-------- Information provided --------

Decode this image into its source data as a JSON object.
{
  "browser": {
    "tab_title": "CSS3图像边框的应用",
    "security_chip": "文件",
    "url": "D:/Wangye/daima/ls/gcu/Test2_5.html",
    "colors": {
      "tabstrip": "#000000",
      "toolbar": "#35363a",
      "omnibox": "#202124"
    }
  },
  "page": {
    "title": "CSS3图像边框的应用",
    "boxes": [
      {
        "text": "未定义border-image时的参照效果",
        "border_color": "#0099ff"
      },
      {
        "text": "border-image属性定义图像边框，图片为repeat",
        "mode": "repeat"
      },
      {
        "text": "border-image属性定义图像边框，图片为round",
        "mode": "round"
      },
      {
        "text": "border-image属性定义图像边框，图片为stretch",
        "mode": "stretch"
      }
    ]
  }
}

--------
-------- Information provided --------

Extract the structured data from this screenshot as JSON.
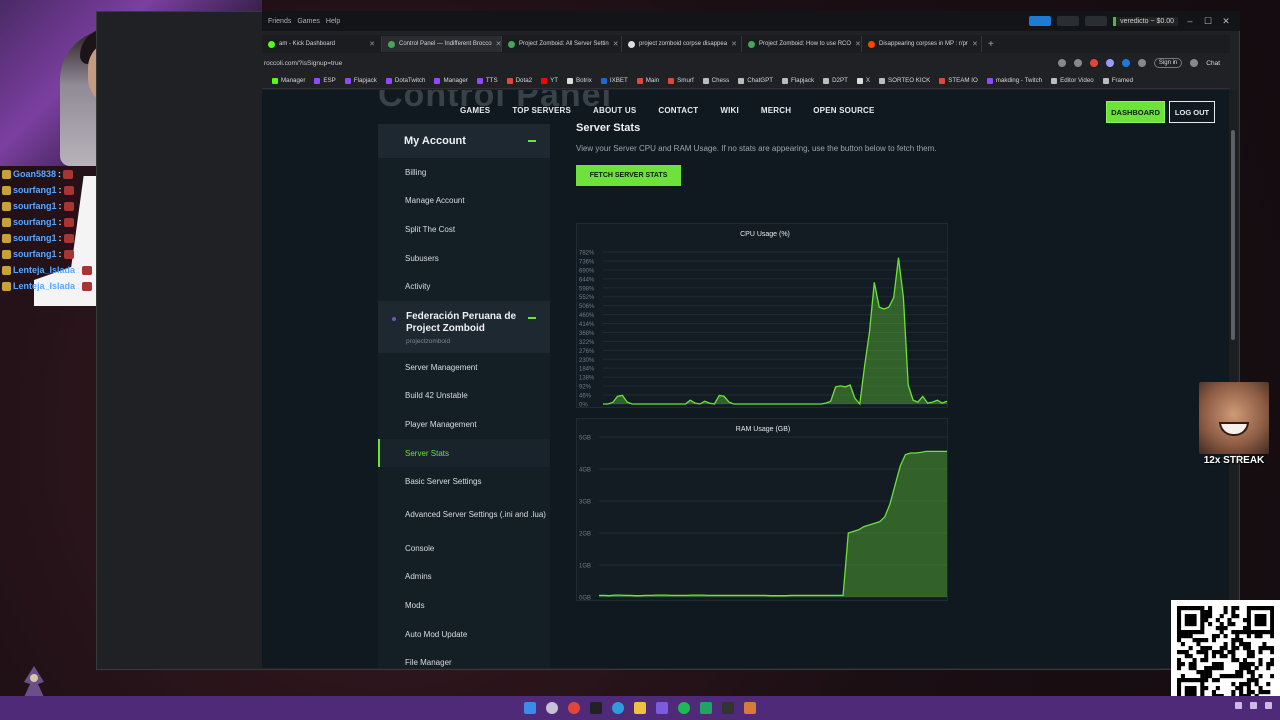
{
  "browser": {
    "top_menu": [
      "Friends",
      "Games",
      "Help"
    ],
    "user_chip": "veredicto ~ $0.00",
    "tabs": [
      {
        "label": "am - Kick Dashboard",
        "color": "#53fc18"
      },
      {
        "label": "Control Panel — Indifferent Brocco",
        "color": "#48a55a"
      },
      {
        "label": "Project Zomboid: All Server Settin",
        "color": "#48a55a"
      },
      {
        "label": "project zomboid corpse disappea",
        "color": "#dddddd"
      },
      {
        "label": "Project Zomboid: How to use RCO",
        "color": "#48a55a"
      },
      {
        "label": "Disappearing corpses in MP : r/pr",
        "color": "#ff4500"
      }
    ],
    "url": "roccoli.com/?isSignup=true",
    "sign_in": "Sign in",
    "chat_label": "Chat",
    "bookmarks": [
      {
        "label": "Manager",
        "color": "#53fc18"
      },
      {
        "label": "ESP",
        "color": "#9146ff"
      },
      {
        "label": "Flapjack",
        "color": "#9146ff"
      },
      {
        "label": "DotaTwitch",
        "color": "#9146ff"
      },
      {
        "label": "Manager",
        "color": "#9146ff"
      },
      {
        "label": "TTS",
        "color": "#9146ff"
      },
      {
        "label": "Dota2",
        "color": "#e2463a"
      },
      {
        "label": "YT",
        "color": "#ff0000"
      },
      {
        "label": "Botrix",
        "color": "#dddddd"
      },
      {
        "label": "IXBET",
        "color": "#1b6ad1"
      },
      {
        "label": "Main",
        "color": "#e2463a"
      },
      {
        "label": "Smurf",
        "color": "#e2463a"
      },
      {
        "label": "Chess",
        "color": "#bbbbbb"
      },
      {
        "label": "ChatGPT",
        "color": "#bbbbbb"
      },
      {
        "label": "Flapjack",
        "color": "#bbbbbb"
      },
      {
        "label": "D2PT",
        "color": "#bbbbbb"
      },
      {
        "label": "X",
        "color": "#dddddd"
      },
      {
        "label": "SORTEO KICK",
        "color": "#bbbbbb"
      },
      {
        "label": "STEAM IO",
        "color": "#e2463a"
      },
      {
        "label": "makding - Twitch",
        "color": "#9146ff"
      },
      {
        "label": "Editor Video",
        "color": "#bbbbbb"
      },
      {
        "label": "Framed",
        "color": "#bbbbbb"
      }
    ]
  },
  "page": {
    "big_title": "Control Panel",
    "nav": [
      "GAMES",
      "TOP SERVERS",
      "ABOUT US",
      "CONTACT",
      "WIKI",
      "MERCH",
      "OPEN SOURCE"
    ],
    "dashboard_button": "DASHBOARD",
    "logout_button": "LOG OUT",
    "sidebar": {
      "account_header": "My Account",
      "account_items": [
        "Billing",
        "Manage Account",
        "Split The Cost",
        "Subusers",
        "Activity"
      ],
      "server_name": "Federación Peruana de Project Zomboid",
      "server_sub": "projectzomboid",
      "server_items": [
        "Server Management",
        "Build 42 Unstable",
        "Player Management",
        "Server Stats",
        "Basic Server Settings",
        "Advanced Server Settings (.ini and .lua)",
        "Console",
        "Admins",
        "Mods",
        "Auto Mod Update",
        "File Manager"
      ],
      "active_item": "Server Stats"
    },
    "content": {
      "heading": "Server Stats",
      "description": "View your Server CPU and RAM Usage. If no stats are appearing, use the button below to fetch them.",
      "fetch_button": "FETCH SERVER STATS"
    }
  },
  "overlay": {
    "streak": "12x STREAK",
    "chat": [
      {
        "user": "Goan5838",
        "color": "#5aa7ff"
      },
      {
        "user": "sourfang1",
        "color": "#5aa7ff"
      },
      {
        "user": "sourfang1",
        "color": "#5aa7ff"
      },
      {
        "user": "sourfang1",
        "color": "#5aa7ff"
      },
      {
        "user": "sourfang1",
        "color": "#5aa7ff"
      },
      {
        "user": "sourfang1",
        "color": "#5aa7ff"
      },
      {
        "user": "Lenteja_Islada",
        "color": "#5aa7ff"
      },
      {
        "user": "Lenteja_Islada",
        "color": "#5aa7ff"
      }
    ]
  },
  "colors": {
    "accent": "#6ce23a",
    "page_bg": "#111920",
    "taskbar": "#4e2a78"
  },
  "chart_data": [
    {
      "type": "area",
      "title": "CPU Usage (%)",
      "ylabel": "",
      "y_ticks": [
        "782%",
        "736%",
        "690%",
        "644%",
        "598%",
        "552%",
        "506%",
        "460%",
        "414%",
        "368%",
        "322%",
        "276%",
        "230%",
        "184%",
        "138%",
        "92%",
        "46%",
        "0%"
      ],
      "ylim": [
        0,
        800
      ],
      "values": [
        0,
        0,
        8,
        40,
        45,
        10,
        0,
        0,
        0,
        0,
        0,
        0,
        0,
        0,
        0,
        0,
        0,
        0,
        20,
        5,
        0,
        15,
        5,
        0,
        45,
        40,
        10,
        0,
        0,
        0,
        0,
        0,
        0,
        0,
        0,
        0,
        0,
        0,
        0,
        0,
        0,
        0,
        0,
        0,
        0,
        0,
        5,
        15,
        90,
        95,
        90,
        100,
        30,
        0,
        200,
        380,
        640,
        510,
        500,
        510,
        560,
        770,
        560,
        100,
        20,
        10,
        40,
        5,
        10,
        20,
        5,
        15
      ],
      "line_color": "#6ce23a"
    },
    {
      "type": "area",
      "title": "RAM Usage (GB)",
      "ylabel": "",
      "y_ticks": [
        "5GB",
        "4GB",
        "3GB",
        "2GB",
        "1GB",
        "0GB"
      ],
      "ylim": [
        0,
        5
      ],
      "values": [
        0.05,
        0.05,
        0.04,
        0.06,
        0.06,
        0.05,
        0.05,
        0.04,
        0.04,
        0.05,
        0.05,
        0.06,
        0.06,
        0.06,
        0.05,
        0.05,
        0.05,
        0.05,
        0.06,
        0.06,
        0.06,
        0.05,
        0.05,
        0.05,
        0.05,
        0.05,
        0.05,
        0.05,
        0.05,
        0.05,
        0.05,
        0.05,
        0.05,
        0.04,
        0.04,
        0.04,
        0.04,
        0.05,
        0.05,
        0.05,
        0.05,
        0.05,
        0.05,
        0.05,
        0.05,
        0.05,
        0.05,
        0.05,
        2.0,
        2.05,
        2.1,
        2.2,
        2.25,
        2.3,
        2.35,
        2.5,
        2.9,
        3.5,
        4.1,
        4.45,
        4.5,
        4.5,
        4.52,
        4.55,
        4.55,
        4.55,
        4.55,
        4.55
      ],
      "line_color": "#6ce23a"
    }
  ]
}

--------

What the task asks — Search the records above for the string "image属性定义图像边框". Copy every line that contains it.

Complete output —
        "text": "border-image属性定义图像边框，图片为repeat",
        "text": "border-image属性定义图像边框，图片为round",
        "text": "border-image属性定义图像边框，图片为stretch",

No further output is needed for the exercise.